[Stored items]
++++

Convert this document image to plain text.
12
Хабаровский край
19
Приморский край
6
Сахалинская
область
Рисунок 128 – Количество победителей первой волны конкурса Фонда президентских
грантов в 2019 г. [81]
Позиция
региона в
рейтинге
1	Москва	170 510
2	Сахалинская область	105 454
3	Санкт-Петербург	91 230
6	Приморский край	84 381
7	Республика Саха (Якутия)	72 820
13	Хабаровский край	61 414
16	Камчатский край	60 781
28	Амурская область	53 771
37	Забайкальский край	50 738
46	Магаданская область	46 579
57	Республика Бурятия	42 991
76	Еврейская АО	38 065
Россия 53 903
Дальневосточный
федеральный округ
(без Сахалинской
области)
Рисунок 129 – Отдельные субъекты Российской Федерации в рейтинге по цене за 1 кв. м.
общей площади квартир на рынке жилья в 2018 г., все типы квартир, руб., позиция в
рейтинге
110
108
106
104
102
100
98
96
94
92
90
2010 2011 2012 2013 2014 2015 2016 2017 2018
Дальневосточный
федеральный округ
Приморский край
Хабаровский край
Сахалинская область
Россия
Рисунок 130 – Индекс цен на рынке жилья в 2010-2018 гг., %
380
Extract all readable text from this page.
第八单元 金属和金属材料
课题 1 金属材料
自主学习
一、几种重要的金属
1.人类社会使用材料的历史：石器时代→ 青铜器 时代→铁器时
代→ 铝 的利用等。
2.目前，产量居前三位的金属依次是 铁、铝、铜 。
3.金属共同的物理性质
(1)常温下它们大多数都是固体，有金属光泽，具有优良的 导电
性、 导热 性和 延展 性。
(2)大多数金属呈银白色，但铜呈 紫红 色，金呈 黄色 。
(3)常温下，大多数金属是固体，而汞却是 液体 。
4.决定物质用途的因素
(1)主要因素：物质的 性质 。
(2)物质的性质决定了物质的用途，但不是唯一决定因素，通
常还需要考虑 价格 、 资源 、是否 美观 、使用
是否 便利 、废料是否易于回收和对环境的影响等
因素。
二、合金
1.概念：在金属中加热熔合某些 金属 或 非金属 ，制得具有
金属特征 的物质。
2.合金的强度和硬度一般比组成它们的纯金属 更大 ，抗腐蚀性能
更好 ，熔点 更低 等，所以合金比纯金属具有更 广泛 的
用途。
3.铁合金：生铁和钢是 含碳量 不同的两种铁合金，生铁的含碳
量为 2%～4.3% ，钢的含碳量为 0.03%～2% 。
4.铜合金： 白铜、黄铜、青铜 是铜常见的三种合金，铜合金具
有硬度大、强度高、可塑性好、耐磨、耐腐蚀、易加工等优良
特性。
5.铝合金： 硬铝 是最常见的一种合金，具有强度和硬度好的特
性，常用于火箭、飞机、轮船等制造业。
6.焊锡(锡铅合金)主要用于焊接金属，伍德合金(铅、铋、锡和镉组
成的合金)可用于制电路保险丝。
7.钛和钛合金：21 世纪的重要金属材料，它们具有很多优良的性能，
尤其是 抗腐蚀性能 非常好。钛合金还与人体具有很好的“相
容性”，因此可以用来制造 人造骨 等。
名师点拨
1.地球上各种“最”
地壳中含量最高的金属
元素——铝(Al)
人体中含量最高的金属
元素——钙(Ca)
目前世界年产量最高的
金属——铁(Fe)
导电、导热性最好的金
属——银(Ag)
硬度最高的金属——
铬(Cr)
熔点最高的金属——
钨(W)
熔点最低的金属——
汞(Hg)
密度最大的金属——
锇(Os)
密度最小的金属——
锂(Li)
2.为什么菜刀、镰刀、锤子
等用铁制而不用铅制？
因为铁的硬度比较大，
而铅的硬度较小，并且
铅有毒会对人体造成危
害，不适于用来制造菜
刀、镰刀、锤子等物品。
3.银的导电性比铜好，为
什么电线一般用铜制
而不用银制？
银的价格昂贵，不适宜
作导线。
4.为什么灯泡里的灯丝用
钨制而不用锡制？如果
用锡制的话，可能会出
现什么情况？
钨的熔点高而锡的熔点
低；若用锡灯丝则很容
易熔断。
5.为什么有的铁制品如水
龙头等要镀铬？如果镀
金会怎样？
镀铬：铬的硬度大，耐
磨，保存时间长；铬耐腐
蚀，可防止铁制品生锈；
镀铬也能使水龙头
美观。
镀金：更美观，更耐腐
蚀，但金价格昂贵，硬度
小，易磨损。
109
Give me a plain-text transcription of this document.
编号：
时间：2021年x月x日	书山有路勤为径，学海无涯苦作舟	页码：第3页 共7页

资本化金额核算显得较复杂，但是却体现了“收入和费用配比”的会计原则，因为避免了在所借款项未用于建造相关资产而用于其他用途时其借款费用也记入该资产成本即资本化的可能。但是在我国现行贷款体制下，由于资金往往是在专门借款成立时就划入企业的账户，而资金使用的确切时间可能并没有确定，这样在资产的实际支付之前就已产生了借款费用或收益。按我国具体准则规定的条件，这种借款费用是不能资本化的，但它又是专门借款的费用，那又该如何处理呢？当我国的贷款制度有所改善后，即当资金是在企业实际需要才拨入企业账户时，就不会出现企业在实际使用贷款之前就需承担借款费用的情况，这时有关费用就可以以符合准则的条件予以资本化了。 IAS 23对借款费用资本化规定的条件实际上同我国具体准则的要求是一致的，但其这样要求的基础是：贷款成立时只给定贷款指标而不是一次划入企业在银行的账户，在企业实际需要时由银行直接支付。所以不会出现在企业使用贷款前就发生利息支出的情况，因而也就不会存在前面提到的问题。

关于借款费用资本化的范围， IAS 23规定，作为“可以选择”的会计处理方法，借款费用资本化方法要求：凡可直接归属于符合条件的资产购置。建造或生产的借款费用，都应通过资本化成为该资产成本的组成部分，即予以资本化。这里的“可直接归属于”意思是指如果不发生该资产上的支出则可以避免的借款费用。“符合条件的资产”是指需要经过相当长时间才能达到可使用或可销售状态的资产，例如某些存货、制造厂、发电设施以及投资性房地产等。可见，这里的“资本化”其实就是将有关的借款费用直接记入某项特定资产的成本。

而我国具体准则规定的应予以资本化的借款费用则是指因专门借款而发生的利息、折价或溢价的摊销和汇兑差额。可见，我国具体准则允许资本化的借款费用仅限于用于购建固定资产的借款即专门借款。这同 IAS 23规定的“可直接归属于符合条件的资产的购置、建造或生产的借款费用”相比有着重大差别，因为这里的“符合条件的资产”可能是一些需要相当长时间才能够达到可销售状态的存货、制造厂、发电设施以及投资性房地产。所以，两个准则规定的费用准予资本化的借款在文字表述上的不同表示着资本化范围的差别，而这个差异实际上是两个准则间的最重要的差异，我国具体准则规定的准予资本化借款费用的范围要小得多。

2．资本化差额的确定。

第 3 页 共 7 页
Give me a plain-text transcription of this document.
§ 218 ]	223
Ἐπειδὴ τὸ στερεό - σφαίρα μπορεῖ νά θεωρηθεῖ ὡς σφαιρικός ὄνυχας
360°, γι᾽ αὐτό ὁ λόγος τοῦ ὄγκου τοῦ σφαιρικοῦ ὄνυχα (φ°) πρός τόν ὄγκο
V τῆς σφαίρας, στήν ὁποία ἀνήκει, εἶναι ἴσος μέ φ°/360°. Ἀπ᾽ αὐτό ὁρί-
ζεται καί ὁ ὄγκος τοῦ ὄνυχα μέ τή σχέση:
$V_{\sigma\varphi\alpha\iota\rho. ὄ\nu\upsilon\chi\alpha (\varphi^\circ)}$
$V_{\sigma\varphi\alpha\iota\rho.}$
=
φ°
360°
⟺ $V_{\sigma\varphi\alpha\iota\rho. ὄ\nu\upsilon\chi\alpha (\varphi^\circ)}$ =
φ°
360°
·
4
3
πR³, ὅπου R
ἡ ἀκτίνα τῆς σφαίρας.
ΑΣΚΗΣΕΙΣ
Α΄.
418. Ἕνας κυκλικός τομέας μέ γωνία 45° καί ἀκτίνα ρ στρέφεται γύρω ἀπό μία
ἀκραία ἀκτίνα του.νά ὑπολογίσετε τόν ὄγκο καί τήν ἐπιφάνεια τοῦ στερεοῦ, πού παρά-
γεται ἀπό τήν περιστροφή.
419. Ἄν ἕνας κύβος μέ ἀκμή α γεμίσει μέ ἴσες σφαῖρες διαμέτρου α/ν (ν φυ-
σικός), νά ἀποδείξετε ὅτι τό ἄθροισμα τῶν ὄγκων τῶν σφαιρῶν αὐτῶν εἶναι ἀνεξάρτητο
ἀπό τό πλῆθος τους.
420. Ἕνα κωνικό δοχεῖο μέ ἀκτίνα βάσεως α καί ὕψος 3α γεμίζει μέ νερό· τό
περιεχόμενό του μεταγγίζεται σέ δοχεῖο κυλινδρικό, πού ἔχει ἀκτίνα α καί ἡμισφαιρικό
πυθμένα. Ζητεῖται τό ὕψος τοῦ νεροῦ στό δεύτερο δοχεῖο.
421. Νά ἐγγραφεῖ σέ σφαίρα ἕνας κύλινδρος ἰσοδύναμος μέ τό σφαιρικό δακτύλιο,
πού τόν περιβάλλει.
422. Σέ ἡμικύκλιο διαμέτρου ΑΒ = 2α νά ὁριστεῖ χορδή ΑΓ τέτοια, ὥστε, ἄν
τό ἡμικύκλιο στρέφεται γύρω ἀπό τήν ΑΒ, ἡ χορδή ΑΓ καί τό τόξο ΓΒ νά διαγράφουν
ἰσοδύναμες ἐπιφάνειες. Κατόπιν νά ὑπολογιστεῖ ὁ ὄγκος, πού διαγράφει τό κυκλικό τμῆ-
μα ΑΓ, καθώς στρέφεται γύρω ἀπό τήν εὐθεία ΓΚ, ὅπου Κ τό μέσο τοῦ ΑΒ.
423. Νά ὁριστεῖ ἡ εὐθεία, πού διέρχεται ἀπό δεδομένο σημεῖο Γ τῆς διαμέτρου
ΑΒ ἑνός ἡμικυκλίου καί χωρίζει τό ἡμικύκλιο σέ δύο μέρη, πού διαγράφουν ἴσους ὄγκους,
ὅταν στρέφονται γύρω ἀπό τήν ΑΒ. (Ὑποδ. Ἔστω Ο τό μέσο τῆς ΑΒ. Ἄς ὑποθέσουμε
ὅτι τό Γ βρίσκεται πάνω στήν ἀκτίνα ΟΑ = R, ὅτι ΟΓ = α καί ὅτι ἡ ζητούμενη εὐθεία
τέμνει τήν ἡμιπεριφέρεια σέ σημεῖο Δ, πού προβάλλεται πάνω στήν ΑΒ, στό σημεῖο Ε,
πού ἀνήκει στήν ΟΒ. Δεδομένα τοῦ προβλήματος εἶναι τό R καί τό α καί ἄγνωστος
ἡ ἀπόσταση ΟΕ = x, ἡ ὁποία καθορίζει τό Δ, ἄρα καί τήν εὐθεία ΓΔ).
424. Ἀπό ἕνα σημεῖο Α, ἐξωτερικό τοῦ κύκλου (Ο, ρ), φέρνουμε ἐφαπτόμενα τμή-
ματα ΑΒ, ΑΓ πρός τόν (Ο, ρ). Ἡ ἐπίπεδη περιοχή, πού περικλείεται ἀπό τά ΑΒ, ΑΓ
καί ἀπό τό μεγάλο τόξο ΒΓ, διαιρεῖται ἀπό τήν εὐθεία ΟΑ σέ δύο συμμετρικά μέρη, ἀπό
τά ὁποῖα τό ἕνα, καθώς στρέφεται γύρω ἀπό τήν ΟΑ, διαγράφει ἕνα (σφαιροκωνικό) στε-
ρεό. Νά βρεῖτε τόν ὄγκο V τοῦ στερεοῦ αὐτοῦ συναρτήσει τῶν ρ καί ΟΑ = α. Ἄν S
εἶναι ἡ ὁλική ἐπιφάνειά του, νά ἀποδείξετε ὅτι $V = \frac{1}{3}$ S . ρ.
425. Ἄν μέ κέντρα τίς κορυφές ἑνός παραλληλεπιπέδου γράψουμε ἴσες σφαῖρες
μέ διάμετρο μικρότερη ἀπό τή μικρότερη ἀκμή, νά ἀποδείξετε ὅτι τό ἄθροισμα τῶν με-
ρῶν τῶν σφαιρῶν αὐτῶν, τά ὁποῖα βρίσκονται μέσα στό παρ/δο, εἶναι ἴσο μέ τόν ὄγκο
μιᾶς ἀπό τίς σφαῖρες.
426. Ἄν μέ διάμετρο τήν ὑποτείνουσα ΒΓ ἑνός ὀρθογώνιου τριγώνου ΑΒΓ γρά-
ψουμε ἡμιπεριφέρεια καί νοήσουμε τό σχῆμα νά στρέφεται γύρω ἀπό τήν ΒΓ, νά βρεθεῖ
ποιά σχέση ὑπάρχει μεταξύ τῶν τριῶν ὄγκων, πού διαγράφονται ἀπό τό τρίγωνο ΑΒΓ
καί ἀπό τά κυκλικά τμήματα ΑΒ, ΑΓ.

++++

# [WHAT IS NEEDED]
Return each full line of the entries that contains the word "πρός".

# [EXPECTED OUTPUT]
360°, γι᾽ αὐτό ὁ λόγος τοῦ ὄγκου τοῦ σφαιρικοῦ ὄνυχα (φ°) πρός τόν ὄγκο
ματα ΑΒ, ΑΓ πρός τόν (Ο, ρ). Ἡ ἐπίπεδη περιοχή, πού περικλείεται ἀπό τά ΑΒ, ΑΓ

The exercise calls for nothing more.